_OBJECTIVE:_ Leaving out all images, write out the records that follow exactly.

_ENTRIES:_

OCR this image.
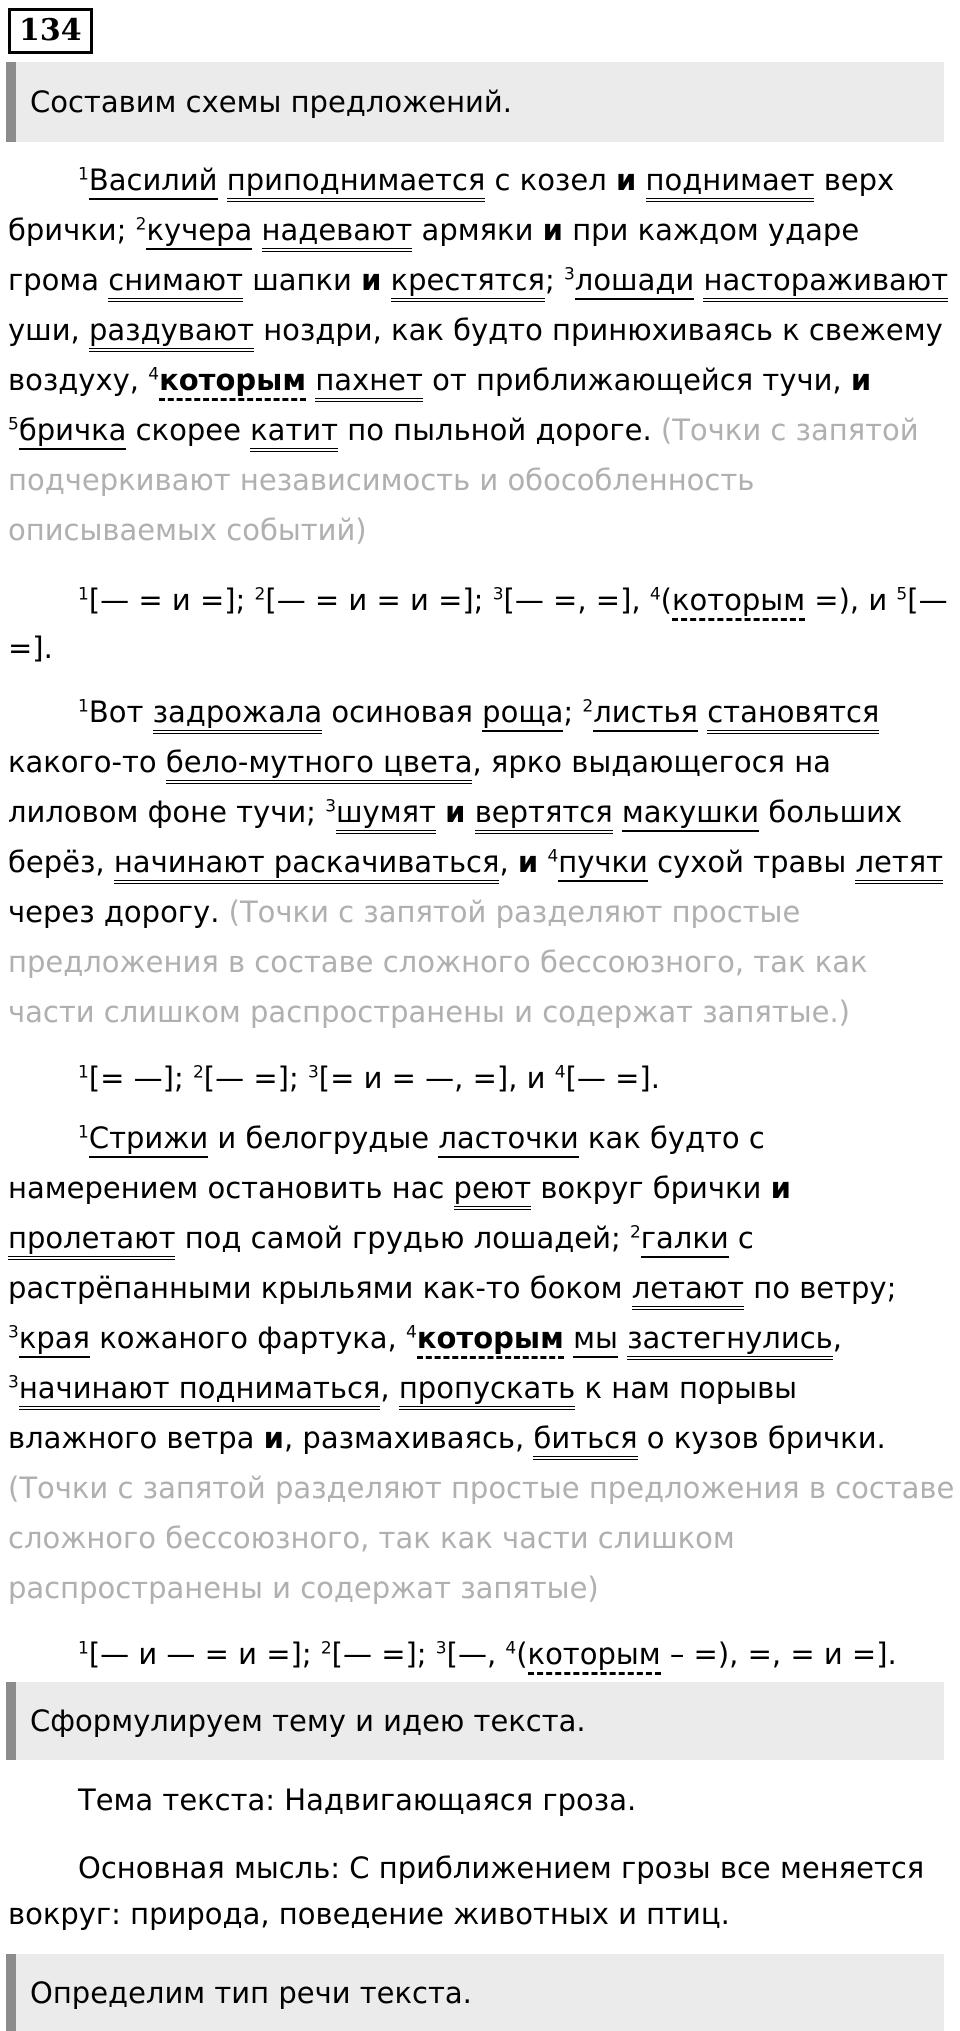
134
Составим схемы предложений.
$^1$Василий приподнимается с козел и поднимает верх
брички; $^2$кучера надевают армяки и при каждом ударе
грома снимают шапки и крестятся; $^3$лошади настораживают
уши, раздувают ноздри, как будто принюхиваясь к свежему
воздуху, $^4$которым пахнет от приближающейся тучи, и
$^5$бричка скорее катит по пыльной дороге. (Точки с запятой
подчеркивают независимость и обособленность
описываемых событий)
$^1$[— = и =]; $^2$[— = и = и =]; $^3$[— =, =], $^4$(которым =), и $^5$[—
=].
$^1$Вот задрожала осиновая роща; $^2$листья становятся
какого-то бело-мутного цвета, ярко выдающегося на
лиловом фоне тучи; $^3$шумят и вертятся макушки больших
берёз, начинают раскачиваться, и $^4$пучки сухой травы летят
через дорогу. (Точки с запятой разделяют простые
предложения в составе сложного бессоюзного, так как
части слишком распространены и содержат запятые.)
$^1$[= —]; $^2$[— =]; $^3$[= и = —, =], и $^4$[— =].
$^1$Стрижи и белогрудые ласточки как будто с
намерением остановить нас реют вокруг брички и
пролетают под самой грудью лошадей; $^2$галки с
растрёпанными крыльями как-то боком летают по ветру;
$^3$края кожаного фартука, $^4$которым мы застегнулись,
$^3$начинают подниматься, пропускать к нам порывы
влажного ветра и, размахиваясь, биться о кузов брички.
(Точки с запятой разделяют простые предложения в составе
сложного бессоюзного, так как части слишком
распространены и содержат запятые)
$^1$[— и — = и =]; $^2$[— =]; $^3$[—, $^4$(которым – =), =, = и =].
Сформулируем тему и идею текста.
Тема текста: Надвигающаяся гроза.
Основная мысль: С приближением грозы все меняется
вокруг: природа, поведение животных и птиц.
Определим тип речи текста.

_RESPONSE:_
OCR this image.
134
Составим схемы предложений.
$^1$Василий приподнимается с козел и поднимает верх
брички; $^2$кучера надевают армяки и при каждом ударе
грома снимают шапки и крестятся; $^3$лошади настораживают
уши, раздувают ноздри, как будто принюхиваясь к свежему
воздуху, $^4$которым пахнет от приближающейся тучи, и
$^5$бричка скорее катит по пыльной дороге. (Точки с запятой
подчеркивают независимость и обособленность
описываемых событий)
$^1$[— = и =]; $^2$[— = и = и =]; $^3$[— =, =], $^4$(которым =), и $^5$[—
=].
$^1$Вот задрожала осиновая роща; $^2$листья становятся
какого-то бело-мутного цвета, ярко выдающегося на
лиловом фоне тучи; $^3$шумят и вертятся макушки больших
берёз, начинают раскачиваться, и $^4$пучки сухой травы летят
через дорогу. (Точки с запятой разделяют простые
предложения в составе сложного бессоюзного, так как
части слишком распространены и содержат запятые.)
$^1$[= —]; $^2$[— =]; $^3$[= и = —, =], и $^4$[— =].
$^1$Стрижи и белогрудые ласточки как будто с
намерением остановить нас реют вокруг брички и
пролетают под самой грудью лошадей; $^2$галки с
растрёпанными крыльями как-то боком летают по ветру;
$^3$края кожаного фартука, $^4$которым мы застегнулись,
$^3$начинают подниматься, пропускать к нам порывы
влажного ветра и, размахиваясь, биться о кузов брички.
(Точки с запятой разделяют простые предложения в составе
сложного бессоюзного, так как части слишком
распространены и содержат запятые)
$^1$[— и — = и =]; $^2$[— =]; $^3$[—, $^4$(которым – =), =, = и =].
Сформулируем тему и идею текста.
Тема текста: Надвигающаяся гроза.
Основная мысль: С приближением грозы все меняется
вокруг: природа, поведение животных и птиц.
Определим тип речи текста.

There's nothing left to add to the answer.